Part of a data file:
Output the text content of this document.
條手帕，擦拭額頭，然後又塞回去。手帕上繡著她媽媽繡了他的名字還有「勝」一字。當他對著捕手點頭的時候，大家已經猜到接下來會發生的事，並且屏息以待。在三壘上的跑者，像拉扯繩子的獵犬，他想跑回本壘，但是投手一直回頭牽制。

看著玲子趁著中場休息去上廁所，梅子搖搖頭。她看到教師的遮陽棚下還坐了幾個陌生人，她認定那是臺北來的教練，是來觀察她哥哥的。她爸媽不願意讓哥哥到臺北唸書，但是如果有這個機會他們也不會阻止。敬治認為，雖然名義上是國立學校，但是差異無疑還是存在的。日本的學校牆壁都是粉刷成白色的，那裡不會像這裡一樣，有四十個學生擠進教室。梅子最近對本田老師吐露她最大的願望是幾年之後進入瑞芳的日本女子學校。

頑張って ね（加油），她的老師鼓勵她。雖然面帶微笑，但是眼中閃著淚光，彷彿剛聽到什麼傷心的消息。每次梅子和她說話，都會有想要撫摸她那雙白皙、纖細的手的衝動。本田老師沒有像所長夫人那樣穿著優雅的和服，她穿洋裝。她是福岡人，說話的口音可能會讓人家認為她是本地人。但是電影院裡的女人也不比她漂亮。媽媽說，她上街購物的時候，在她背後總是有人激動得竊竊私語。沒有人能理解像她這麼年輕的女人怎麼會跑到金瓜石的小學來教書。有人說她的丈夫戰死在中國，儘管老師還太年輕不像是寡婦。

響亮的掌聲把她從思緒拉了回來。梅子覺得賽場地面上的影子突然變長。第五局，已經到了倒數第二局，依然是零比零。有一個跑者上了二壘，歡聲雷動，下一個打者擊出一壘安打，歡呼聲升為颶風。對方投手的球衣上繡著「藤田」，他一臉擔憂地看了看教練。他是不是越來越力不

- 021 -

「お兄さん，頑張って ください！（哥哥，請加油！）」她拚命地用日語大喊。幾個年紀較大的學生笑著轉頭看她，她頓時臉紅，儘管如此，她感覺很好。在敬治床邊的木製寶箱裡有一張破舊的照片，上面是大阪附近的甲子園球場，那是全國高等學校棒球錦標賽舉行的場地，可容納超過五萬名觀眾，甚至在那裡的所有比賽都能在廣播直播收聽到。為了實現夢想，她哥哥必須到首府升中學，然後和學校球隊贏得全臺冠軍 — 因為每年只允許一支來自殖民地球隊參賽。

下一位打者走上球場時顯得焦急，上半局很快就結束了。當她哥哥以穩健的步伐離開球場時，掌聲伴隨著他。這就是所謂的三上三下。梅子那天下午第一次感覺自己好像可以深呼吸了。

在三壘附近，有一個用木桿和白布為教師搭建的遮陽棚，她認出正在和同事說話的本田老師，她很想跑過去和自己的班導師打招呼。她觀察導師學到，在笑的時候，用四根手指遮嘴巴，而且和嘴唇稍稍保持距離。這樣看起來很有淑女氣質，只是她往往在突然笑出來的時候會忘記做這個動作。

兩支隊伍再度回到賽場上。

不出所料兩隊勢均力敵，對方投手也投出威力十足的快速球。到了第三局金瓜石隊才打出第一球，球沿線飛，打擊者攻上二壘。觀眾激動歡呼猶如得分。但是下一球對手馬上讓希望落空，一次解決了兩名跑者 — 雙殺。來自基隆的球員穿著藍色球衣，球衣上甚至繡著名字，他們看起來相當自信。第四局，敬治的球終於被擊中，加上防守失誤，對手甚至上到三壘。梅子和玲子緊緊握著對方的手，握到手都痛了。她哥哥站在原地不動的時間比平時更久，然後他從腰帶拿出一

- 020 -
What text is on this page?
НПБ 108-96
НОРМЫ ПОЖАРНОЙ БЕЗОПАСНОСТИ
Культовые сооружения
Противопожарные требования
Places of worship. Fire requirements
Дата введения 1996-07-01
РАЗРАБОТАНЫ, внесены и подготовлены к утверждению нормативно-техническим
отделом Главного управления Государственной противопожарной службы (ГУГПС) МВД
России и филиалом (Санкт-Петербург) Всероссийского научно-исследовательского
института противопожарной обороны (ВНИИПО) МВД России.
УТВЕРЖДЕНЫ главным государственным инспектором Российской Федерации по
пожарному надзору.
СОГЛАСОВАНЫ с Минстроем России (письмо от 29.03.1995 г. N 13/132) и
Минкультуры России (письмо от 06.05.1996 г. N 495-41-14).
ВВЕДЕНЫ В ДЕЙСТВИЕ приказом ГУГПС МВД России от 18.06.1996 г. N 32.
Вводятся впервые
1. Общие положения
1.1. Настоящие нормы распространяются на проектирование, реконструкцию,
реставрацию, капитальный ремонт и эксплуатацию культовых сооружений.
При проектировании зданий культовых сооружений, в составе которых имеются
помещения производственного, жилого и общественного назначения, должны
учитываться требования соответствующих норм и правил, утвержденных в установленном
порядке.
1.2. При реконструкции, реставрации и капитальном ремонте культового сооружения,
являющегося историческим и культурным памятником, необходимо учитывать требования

**GIVEN INSTRUCTION:**
In the entries above, count each line holding "культовых" and report the total and nothing more.

**COMPLETE ANSWER:**
2